**INSTRUCTION**
Every line of the data must be copied exactly.

**Records that describe figures**
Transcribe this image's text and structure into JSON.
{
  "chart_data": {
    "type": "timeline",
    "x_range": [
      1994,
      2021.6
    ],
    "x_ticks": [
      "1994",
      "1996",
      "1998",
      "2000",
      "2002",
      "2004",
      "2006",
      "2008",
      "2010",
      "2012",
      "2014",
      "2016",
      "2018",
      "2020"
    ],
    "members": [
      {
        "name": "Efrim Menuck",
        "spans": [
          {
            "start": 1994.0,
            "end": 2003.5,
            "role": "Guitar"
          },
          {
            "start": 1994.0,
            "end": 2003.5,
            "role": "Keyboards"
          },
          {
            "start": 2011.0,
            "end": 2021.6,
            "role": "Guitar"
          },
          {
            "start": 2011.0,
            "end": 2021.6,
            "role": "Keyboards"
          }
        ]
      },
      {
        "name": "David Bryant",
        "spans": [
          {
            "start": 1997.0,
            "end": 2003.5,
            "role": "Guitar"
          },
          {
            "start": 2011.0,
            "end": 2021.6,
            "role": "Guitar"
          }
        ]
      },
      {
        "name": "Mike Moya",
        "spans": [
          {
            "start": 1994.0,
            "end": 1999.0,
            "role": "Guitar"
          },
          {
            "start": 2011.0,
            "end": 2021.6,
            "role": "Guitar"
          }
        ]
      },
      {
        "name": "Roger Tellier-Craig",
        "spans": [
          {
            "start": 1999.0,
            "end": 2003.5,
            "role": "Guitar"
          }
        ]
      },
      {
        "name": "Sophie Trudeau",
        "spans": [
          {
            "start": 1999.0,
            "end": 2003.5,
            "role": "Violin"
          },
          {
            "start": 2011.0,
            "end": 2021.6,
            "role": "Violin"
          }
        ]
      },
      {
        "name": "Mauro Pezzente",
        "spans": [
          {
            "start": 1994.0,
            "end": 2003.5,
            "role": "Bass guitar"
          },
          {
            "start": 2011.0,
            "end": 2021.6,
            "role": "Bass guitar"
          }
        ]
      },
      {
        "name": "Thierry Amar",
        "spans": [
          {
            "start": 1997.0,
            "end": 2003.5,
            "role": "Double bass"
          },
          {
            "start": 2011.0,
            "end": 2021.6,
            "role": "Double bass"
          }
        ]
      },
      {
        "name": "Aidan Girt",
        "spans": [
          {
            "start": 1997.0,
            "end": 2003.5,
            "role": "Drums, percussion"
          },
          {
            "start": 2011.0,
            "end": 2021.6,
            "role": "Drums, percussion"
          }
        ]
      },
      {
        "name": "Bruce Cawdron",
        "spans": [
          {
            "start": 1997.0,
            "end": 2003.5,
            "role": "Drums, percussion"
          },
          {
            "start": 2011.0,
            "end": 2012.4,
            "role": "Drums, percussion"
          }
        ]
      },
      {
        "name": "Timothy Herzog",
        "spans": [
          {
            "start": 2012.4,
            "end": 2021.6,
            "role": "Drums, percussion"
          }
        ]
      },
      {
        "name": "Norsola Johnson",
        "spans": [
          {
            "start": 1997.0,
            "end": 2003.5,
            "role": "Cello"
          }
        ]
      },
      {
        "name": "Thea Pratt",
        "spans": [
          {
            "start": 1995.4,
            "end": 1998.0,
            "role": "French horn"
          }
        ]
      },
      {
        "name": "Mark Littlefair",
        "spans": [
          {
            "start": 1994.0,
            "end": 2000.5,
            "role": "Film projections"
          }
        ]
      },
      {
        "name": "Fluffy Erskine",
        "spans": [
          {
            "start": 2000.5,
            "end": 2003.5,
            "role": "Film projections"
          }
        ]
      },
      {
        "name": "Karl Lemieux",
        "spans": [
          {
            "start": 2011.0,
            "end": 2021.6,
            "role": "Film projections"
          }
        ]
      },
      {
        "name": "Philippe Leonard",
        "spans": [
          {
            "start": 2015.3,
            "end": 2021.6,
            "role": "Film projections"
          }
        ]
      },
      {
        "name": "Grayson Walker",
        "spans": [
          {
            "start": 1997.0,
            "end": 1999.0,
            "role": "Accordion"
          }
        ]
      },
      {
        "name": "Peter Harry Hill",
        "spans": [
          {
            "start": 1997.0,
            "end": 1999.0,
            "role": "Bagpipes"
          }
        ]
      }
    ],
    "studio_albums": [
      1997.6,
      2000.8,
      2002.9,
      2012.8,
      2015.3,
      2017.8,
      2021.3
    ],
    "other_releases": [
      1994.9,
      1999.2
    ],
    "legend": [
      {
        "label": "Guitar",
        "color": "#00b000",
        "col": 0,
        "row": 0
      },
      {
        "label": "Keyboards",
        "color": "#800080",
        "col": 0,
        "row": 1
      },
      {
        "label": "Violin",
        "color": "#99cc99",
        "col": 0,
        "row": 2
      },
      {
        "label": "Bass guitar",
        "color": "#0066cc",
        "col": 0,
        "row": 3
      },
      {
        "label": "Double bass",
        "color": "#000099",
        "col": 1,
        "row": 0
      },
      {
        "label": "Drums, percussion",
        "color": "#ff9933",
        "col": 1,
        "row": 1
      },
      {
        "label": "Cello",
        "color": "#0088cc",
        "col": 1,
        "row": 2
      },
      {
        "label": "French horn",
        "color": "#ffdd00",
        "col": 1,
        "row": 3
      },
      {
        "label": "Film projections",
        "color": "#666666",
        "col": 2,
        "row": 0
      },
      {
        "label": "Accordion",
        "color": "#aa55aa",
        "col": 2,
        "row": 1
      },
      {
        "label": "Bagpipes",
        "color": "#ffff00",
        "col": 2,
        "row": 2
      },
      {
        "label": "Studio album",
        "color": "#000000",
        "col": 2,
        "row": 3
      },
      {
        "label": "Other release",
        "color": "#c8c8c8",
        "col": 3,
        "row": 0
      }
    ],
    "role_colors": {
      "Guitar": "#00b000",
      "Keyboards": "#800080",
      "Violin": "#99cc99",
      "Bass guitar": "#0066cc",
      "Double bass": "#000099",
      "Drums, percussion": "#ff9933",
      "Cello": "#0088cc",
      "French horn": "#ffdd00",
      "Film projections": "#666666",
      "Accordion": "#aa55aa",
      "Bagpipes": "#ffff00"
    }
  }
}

**THE OUTPUT**
Transcribe this image's text and structure into JSON.
{
  "chart_data": {
    "type": "timeline",
    "x_range": [
      1994,
      2021.6
    ],
    "x_ticks": [
      "1994",
      "1996",
      "1998",
      "2000",
      "2002",
      "2004",
      "2006",
      "2008",
      "2010",
      "2012",
      "2014",
      "2016",
      "2018",
      "2020"
    ],
    "members": [
      {
        "name": "Efrim Menuck",
        "spans": [
          {
            "start": 1994.0,
            "end": 2003.5,
            "role": "Guitar"
          },
          {
            "start": 1994.0,
            "end": 2003.5,
            "role": "Keyboards"
          },
          {
            "start": 2011.0,
            "end": 2021.6,
            "role": "Guitar"
          },
          {
            "start": 2011.0,
            "end": 2021.6,
            "role": "Keyboards"
          }
        ]
      },
      {
        "name": "David Bryant",
        "spans": [
          {
            "start": 1997.0,
            "end": 2003.5,
            "role": "Guitar"
          },
          {
            "start": 2011.0,
            "end": 2021.6,
            "role": "Guitar"
          }
        ]
      },
      {
        "name": "Mike Moya",
        "spans": [
          {
            "start": 1994.0,
            "end": 1999.0,
            "role": "Guitar"
          },
          {
            "start": 2011.0,
            "end": 2021.6,
            "role": "Guitar"
          }
        ]
      },
      {
        "name": "Roger Tellier-Craig",
        "spans": [
          {
            "start": 1999.0,
            "end": 2003.5,
            "role": "Guitar"
          }
        ]
      },
      {
        "name": "Sophie Trudeau",
        "spans": [
          {
            "start": 1999.0,
            "end": 2003.5,
            "role": "Violin"
          },
          {
            "start": 2011.0,
            "end": 2021.6,
            "role": "Violin"
          }
        ]
      },
      {
        "name": "Mauro Pezzente",
        "spans": [
          {
            "start": 1994.0,
            "end": 2003.5,
            "role": "Bass guitar"
          },
          {
            "start": 2011.0,
            "end": 2021.6,
            "role": "Bass guitar"
          }
        ]
      },
      {
        "name": "Thierry Amar",
        "spans": [
          {
            "start": 1997.0,
            "end": 2003.5,
            "role": "Double bass"
          },
          {
            "start": 2011.0,
            "end": 2021.6,
            "role": "Double bass"
          }
        ]
      },
      {
        "name": "Aidan Girt",
        "spans": [
          {
            "start": 1997.0,
            "end": 2003.5,
            "role": "Drums, percussion"
          },
          {
            "start": 2011.0,
            "end": 2021.6,
            "role": "Drums, percussion"
          }
        ]
      },
      {
        "name": "Bruce Cawdron",
        "spans": [
          {
            "start": 1997.0,
            "end": 2003.5,
            "role": "Drums, percussion"
          },
          {
            "start": 2011.0,
            "end": 2012.4,
            "role": "Drums, percussion"
          }
        ]
      },
      {
        "name": "Timothy Herzog",
        "spans": [
          {
            "start": 2012.4,
            "end": 2021.6,
            "role": "Drums, percussion"
          }
        ]
      },
      {
        "name": "Norsola Johnson",
        "spans": [
          {
            "start": 1997.0,
            "end": 2003.5,
            "role": "Cello"
          }
        ]
      },
      {
        "name": "Thea Pratt",
        "spans": [
          {
            "start": 1995.4,
            "end": 1998.0,
            "role": "French horn"
          }
        ]
      },
      {
        "name": "Mark Littlefair",
        "spans": [
          {
            "start": 1994.0,
            "end": 2000.5,
            "role": "Film projections"
          }
        ]
      },
      {
        "name": "Fluffy Erskine",
        "spans": [
          {
            "start": 2000.5,
            "end": 2003.5,
            "role": "Film projections"
          }
        ]
      },
      {
        "name": "Karl Lemieux",
        "spans": [
          {
            "start": 2011.0,
            "end": 2021.6,
            "role": "Film projections"
          }
        ]
      },
      {
        "name": "Philippe Leonard",
        "spans": [
          {
            "start": 2015.3,
            "end": 2021.6,
            "role": "Film projections"
          }
        ]
      },
      {
        "name": "Grayson Walker",
        "spans": [
          {
            "start": 1997.0,
            "end": 1999.0,
            "role": "Accordion"
          }
        ]
      },
      {
        "name": "Peter Harry Hill",
        "spans": [
          {
            "start": 1997.0,
            "end": 1999.0,
            "role": "Bagpipes"
          }
        ]
      }
    ],
    "studio_albums": [
      1997.6,
      2000.8,
      2002.9,
      2012.8,
      2015.3,
      2017.8,
      2021.3
    ],
    "other_releases": [
      1994.9,
      1999.2
    ],
    "legend": [
      {
        "label": "Guitar",
        "color": "#00b000",
        "col": 0,
        "row": 0
      },
      {
        "label": "Keyboards",
        "color": "#800080",
        "col": 0,
        "row": 1
      },
      {
        "label": "Violin",
        "color": "#99cc99",
        "col": 0,
        "row": 2
      },
      {
        "label": "Bass guitar",
        "color": "#0066cc",
        "col": 0,
        "row": 3
      },
      {
        "label": "Double bass",
        "color": "#000099",
        "col": 1,
        "row": 0
      },
      {
        "label": "Drums, percussion",
        "color": "#ff9933",
        "col": 1,
        "row": 1
      },
      {
        "label": "Cello",
        "color": "#0088cc",
        "col": 1,
        "row": 2
      },
      {
        "label": "French horn",
        "color": "#ffdd00",
        "col": 1,
        "row": 3
      },
      {
        "label": "Film projections",
        "color": "#666666",
        "col": 2,
        "row": 0
      },
      {
        "label": "Accordion",
        "color": "#aa55aa",
        "col": 2,
        "row": 1
      },
      {
        "label": "Bagpipes",
        "color": "#ffff00",
        "col": 2,
        "row": 2
      },
      {
        "label": "Studio album",
        "color": "#000000",
        "col": 2,
        "row": 3
      },
      {
        "label": "Other release",
        "color": "#c8c8c8",
        "col": 3,
        "row": 0
      }
    ],
    "role_colors": {
      "Guitar": "#00b000",
      "Keyboards": "#800080",
      "Violin": "#99cc99",
      "Bass guitar": "#0066cc",
      "Double bass": "#000099",
      "Drums, percussion": "#ff9933",
      "Cello": "#0088cc",
      "French horn": "#ffdd00",
      "Film projections": "#666666",
      "Accordion": "#aa55aa",
      "Bagpipes": "#ffff00"
    }
  }
}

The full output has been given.